What the task requires:
Print each of the entries exactly, leaving nothing out.

━━━

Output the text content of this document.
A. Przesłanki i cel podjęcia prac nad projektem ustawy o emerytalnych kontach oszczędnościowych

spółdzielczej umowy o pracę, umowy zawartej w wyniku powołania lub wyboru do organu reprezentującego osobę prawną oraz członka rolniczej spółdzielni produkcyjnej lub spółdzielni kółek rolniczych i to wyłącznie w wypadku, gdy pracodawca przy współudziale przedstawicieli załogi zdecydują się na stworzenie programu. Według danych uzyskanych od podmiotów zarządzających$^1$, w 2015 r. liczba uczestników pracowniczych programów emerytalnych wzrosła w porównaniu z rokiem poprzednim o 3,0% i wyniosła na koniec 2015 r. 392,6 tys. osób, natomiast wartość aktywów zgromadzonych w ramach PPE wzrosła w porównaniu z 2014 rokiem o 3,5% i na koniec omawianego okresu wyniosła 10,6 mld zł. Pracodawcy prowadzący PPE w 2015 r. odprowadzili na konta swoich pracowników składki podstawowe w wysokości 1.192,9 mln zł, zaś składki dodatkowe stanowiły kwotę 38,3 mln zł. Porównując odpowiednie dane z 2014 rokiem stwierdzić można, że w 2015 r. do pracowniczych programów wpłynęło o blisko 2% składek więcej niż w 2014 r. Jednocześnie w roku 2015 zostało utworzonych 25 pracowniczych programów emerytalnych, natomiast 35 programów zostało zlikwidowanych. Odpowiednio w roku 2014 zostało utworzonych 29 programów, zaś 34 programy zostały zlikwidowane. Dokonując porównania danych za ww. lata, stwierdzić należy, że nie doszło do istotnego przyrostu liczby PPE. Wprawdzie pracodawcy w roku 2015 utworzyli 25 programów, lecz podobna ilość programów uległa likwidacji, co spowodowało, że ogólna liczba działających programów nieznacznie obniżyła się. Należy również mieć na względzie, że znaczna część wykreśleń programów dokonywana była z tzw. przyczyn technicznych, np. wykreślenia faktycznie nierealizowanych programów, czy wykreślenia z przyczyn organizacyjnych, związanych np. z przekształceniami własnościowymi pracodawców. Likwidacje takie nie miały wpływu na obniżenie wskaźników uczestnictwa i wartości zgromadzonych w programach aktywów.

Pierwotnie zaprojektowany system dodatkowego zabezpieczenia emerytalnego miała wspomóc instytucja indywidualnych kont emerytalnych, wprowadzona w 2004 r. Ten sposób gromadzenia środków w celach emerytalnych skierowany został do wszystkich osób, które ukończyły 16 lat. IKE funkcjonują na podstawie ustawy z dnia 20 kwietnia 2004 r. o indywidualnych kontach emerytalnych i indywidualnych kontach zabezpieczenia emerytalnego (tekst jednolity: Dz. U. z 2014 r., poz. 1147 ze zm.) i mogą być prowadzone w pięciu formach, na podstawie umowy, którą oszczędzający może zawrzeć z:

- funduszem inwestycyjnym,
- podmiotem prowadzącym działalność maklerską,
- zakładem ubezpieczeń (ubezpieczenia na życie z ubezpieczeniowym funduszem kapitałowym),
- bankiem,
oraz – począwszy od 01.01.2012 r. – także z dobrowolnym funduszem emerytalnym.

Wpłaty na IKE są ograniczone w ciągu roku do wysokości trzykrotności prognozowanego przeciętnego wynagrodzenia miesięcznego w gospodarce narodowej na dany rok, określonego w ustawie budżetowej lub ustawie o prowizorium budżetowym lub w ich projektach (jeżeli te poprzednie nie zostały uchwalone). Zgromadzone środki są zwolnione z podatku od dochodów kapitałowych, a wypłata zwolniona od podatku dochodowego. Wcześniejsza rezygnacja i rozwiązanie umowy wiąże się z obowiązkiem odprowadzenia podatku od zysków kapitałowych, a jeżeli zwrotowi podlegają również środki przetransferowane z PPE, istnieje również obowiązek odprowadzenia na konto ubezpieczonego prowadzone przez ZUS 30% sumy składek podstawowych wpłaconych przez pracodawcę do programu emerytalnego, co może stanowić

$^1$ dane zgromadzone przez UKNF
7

━━━

Correct answer:
Output the text content of this document.
A. Przesłanki i cel podjęcia prac nad projektem ustawy o emerytalnych kontach oszczędnościowych

spółdzielczej umowy o pracę, umowy zawartej w wyniku powołania lub wyboru do organu reprezentującego osobę prawną oraz członka rolniczej spółdzielni produkcyjnej lub spółdzielni kółek rolniczych i to wyłącznie w wypadku, gdy pracodawca przy współudziale przedstawicieli załogi zdecydują się na stworzenie programu. Według danych uzyskanych od podmiotów zarządzających$^1$, w 2015 r. liczba uczestników pracowniczych programów emerytalnych wzrosła w porównaniu z rokiem poprzednim o 3,0% i wyniosła na koniec 2015 r. 392,6 tys. osób, natomiast wartość aktywów zgromadzonych w ramach PPE wzrosła w porównaniu z 2014 rokiem o 3,5% i na koniec omawianego okresu wyniosła 10,6 mld zł. Pracodawcy prowadzący PPE w 2015 r. odprowadzili na konta swoich pracowników składki podstawowe w wysokości 1.192,9 mln zł, zaś składki dodatkowe stanowiły kwotę 38,3 mln zł. Porównując odpowiednie dane z 2014 rokiem stwierdzić można, że w 2015 r. do pracowniczych programów wpłynęło o blisko 2% składek więcej niż w 2014 r. Jednocześnie w roku 2015 zostało utworzonych 25 pracowniczych programów emerytalnych, natomiast 35 programów zostało zlikwidowanych. Odpowiednio w roku 2014 zostało utworzonych 29 programów, zaś 34 programy zostały zlikwidowane. Dokonując porównania danych za ww. lata, stwierdzić należy, że nie doszło do istotnego przyrostu liczby PPE. Wprawdzie pracodawcy w roku 2015 utworzyli 25 programów, lecz podobna ilość programów uległa likwidacji, co spowodowało, że ogólna liczba działających programów nieznacznie obniżyła się. Należy również mieć na względzie, że znaczna część wykreśleń programów dokonywana była z tzw. przyczyn technicznych, np. wykreślenia faktycznie nierealizowanych programów, czy wykreślenia z przyczyn organizacyjnych, związanych np. z przekształceniami własnościowymi pracodawców. Likwidacje takie nie miały wpływu na obniżenie wskaźników uczestnictwa i wartości zgromadzonych w programach aktywów.

Pierwotnie zaprojektowany system dodatkowego zabezpieczenia emerytalnego miała wspomóc instytucja indywidualnych kont emerytalnych, wprowadzona w 2004 r. Ten sposób gromadzenia środków w celach emerytalnych skierowany został do wszystkich osób, które ukończyły 16 lat. IKE funkcjonują na podstawie ustawy z dnia 20 kwietnia 2004 r. o indywidualnych kontach emerytalnych i indywidualnych kontach zabezpieczenia emerytalnego (tekst jednolity: Dz. U. z 2014 r., poz. 1147 ze zm.) i mogą być prowadzone w pięciu formach, na podstawie umowy, którą oszczędzający może zawrzeć z:

- funduszem inwestycyjnym,
- podmiotem prowadzącym działalność maklerską,
- zakładem ubezpieczeń (ubezpieczenia na życie z ubezpieczeniowym funduszem kapitałowym),
- bankiem,
oraz – począwszy od 01.01.2012 r. – także z dobrowolnym funduszem emerytalnym.

Wpłaty na IKE są ograniczone w ciągu roku do wysokości trzykrotności prognozowanego przeciętnego wynagrodzenia miesięcznego w gospodarce narodowej na dany rok, określonego w ustawie budżetowej lub ustawie o prowizorium budżetowym lub w ich projektach (jeżeli te poprzednie nie zostały uchwalone). Zgromadzone środki są zwolnione z podatku od dochodów kapitałowych, a wypłata zwolniona od podatku dochodowego. Wcześniejsza rezygnacja i rozwiązanie umowy wiąże się z obowiązkiem odprowadzenia podatku od zysków kapitałowych, a jeżeli zwrotowi podlegają również środki przetransferowane z PPE, istnieje również obowiązek odprowadzenia na konto ubezpieczonego prowadzone przez ZUS 30% sumy składek podstawowych wpłaconych przez pracodawcę do programu emerytalnego, co może stanowić

$^1$ dane zgromadzone przez UKNF
7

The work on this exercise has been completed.